>> begin EXTRACTED ENTRIES
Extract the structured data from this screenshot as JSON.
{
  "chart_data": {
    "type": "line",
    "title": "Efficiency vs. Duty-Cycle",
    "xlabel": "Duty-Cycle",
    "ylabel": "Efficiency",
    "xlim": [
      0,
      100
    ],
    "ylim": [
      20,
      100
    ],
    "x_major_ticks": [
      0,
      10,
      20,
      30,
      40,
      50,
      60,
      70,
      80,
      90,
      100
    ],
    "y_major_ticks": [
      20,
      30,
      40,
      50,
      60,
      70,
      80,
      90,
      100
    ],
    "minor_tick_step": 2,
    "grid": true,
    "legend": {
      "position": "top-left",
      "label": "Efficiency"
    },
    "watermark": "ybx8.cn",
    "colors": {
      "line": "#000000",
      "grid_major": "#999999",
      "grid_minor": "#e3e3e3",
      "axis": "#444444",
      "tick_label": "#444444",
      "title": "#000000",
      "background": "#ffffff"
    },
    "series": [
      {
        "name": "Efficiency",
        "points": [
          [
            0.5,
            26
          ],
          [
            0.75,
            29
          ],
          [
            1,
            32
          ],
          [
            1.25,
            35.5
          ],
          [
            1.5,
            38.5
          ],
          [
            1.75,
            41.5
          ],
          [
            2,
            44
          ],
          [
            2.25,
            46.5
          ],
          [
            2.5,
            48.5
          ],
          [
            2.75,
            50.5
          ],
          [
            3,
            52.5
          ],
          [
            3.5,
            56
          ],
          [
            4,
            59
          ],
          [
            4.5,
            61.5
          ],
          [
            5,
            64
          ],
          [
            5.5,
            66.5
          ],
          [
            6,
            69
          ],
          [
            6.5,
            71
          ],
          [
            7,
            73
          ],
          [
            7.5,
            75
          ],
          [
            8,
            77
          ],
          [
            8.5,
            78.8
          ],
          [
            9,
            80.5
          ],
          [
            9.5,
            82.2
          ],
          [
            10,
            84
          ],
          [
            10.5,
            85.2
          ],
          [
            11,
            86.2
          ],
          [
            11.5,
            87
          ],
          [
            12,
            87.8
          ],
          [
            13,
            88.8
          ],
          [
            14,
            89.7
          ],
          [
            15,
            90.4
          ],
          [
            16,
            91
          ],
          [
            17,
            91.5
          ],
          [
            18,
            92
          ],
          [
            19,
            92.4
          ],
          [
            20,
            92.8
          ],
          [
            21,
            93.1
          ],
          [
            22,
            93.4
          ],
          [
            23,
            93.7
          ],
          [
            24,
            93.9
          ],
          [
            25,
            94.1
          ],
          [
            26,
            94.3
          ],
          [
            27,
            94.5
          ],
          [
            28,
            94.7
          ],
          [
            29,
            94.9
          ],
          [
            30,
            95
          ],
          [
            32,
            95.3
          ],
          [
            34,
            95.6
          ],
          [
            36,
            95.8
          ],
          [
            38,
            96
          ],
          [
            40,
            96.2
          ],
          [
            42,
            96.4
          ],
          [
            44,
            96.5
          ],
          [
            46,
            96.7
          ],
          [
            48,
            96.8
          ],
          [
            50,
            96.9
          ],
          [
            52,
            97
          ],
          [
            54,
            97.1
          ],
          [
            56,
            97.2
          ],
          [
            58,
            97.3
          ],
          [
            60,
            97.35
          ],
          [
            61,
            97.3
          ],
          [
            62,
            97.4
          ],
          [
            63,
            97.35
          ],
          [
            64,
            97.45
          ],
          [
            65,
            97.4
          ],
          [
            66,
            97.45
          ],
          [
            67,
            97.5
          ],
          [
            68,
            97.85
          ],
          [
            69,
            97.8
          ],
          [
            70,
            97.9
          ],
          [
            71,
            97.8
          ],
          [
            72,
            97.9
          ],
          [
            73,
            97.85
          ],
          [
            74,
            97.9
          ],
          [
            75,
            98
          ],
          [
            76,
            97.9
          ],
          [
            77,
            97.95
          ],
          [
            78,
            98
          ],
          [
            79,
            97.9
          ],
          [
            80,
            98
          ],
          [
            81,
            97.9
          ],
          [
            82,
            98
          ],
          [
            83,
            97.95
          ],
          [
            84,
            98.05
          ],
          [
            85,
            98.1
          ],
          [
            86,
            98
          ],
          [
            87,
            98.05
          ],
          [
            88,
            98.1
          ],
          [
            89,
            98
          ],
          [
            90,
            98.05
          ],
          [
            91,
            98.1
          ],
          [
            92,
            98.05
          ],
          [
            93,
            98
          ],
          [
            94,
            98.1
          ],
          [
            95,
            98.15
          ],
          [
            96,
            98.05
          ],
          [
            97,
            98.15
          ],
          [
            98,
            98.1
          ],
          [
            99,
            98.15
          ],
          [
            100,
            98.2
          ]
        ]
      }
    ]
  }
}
>> end EXTRACTED ENTRIES
> _YOUR INSTRUCTIONS_
Take the listing above and set it down exactly.

> _WRITTEN RESPONSE_
Extract the structured data from this screenshot as JSON.
{
  "chart_data": {
    "type": "line",
    "title": "Efficiency vs. Duty-Cycle",
    "xlabel": "Duty-Cycle",
    "ylabel": "Efficiency",
    "xlim": [
      0,
      100
    ],
    "ylim": [
      20,
      100
    ],
    "x_major_ticks": [
      0,
      10,
      20,
      30,
      40,
      50,
      60,
      70,
      80,
      90,
      100
    ],
    "y_major_ticks": [
      20,
      30,
      40,
      50,
      60,
      70,
      80,
      90,
      100
    ],
    "minor_tick_step": 2,
    "grid": true,
    "legend": {
      "position": "top-left",
      "label": "Efficiency"
    },
    "watermark": "ybx8.cn",
    "colors": {
      "line": "#000000",
      "grid_major": "#999999",
      "grid_minor": "#e3e3e3",
      "axis": "#444444",
      "tick_label": "#444444",
      "title": "#000000",
      "background": "#ffffff"
    },
    "series": [
      {
        "name": "Efficiency",
        "points": [
          [
            0.5,
            26
          ],
          [
            0.75,
            29
          ],
          [
            1,
            32
          ],
          [
            1.25,
            35.5
          ],
          [
            1.5,
            38.5
          ],
          [
            1.75,
            41.5
          ],
          [
            2,
            44
          ],
          [
            2.25,
            46.5
          ],
          [
            2.5,
            48.5
          ],
          [
            2.75,
            50.5
          ],
          [
            3,
            52.5
          ],
          [
            3.5,
            56
          ],
          [
            4,
            59
          ],
          [
            4.5,
            61.5
          ],
          [
            5,
            64
          ],
          [
            5.5,
            66.5
          ],
          [
            6,
            69
          ],
          [
            6.5,
            71
          ],
          [
            7,
            73
          ],
          [
            7.5,
            75
          ],
          [
            8,
            77
          ],
          [
            8.5,
            78.8
          ],
          [
            9,
            80.5
          ],
          [
            9.5,
            82.2
          ],
          [
            10,
            84
          ],
          [
            10.5,
            85.2
          ],
          [
            11,
            86.2
          ],
          [
            11.5,
            87
          ],
          [
            12,
            87.8
          ],
          [
            13,
            88.8
          ],
          [
            14,
            89.7
          ],
          [
            15,
            90.4
          ],
          [
            16,
            91
          ],
          [
            17,
            91.5
          ],
          [
            18,
            92
          ],
          [
            19,
            92.4
          ],
          [
            20,
            92.8
          ],
          [
            21,
            93.1
          ],
          [
            22,
            93.4
          ],
          [
            23,
            93.7
          ],
          [
            24,
            93.9
          ],
          [
            25,
            94.1
          ],
          [
            26,
            94.3
          ],
          [
            27,
            94.5
          ],
          [
            28,
            94.7
          ],
          [
            29,
            94.9
          ],
          [
            30,
            95
          ],
          [
            32,
            95.3
          ],
          [
            34,
            95.6
          ],
          [
            36,
            95.8
          ],
          [
            38,
            96
          ],
          [
            40,
            96.2
          ],
          [
            42,
            96.4
          ],
          [
            44,
            96.5
          ],
          [
            46,
            96.7
          ],
          [
            48,
            96.8
          ],
          [
            50,
            96.9
          ],
          [
            52,
            97
          ],
          [
            54,
            97.1
          ],
          [
            56,
            97.2
          ],
          [
            58,
            97.3
          ],
          [
            60,
            97.35
          ],
          [
            61,
            97.3
          ],
          [
            62,
            97.4
          ],
          [
            63,
            97.35
          ],
          [
            64,
            97.45
          ],
          [
            65,
            97.4
          ],
          [
            66,
            97.45
          ],
          [
            67,
            97.5
          ],
          [
            68,
            97.85
          ],
          [
            69,
            97.8
          ],
          [
            70,
            97.9
          ],
          [
            71,
            97.8
          ],
          [
            72,
            97.9
          ],
          [
            73,
            97.85
          ],
          [
            74,
            97.9
          ],
          [
            75,
            98
          ],
          [
            76,
            97.9
          ],
          [
            77,
            97.95
          ],
          [
            78,
            98
          ],
          [
            79,
            97.9
          ],
          [
            80,
            98
          ],
          [
            81,
            97.9
          ],
          [
            82,
            98
          ],
          [
            83,
            97.95
          ],
          [
            84,
            98.05
          ],
          [
            85,
            98.1
          ],
          [
            86,
            98
          ],
          [
            87,
            98.05
          ],
          [
            88,
            98.1
          ],
          [
            89,
            98
          ],
          [
            90,
            98.05
          ],
          [
            91,
            98.1
          ],
          [
            92,
            98.05
          ],
          [
            93,
            98
          ],
          [
            94,
            98.1
          ],
          [
            95,
            98.15
          ],
          [
            96,
            98.05
          ],
          [
            97,
            98.15
          ],
          [
            98,
            98.1
          ],
          [
            99,
            98.15
          ],
          [
            100,
            98.2
          ]
        ]
      }
    ]
  }
}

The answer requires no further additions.